Work to do: Take each line containing the word "tammikuun" and copy it.

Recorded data
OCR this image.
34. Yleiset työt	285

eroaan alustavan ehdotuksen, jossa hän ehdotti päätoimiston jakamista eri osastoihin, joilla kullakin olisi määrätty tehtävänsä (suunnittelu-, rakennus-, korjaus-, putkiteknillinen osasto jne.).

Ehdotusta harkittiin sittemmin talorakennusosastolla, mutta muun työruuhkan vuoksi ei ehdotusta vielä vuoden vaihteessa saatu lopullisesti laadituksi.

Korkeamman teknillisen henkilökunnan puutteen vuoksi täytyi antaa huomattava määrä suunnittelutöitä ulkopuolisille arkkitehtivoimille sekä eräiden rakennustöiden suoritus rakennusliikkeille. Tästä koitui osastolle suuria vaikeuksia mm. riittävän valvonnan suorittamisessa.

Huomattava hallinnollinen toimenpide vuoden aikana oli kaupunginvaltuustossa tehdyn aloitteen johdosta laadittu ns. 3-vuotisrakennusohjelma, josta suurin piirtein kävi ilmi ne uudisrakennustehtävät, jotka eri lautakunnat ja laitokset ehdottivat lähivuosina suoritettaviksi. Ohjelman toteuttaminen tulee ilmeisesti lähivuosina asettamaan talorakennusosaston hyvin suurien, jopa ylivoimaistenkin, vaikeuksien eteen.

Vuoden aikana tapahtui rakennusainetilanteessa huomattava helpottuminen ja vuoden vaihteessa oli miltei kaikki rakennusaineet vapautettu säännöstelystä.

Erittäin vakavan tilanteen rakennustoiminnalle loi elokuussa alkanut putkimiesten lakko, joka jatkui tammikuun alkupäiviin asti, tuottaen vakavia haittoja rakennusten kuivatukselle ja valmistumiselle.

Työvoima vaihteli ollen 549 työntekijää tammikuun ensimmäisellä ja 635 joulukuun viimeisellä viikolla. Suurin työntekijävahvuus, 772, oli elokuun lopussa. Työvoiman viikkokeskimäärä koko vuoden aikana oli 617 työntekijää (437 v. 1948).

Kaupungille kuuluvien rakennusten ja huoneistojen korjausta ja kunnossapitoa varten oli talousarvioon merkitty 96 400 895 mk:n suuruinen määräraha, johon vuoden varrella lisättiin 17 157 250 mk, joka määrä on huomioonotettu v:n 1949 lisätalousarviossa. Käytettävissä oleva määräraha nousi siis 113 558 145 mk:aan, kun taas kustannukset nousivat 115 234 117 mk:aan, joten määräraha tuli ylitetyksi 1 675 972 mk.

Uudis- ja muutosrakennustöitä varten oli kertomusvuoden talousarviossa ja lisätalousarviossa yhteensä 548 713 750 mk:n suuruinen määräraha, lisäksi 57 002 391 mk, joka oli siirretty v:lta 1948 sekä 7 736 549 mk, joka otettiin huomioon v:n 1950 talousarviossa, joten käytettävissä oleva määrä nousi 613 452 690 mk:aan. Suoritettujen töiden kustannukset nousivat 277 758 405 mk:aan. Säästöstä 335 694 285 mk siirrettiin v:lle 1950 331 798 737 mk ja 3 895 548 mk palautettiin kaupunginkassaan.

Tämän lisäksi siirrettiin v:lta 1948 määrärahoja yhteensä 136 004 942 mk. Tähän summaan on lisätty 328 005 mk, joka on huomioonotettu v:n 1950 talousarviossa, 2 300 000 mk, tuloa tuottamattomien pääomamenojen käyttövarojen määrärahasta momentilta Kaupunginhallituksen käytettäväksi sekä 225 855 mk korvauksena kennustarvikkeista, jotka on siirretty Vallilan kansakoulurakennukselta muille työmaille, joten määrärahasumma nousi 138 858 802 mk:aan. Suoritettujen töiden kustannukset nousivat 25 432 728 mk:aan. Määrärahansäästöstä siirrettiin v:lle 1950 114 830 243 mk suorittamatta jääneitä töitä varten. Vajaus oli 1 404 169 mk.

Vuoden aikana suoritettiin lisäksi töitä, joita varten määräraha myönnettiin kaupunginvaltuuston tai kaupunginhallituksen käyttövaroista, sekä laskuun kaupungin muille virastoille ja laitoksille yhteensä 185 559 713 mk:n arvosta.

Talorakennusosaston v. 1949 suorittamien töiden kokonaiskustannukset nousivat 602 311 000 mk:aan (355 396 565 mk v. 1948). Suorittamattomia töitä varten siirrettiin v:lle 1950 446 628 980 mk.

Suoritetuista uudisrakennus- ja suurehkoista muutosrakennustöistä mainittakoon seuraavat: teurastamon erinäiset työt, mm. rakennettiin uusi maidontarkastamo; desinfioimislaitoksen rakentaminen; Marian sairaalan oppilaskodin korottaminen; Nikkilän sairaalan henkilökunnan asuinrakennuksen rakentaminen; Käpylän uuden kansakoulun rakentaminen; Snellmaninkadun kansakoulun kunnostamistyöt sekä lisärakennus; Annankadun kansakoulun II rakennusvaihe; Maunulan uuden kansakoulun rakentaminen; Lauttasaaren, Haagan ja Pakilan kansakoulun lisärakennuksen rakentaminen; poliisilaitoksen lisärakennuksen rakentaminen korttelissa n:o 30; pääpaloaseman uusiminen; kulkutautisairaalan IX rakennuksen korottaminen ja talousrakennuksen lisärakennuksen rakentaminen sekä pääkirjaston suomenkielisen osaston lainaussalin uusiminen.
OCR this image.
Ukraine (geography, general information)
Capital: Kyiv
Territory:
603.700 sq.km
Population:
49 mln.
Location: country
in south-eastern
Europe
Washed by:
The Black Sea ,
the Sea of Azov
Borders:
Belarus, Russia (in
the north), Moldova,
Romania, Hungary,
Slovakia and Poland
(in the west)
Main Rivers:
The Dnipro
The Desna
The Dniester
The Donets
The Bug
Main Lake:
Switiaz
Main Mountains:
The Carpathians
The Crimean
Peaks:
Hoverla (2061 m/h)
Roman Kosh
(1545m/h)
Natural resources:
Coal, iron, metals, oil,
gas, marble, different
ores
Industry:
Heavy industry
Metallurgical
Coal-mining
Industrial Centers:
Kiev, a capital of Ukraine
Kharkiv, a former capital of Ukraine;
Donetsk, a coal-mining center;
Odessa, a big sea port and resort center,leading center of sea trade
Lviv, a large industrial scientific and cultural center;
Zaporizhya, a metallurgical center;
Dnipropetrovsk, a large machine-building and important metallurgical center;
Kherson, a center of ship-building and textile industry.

Task response:
Erittäin vakavan tilanteen rakennustoiminnalle loi elokuussa alkanut putkimiesten lakko, joka jatkui tammikuun alkupäiviin asti, tuottaen vakavia haittoja rakennusten kuivatukselle ja valmistumiselle.
Työvoima vaihteli ollen 549 työntekijää tammikuun ensimmäisellä ja 635 joulukuun viimeisellä viikolla. Suurin työntekijävahvuus, 772, oli elokuun lopussa. Työvoiman viikkokeskimäärä koko vuoden aikana oli 617 työntekijää (437 v. 1948).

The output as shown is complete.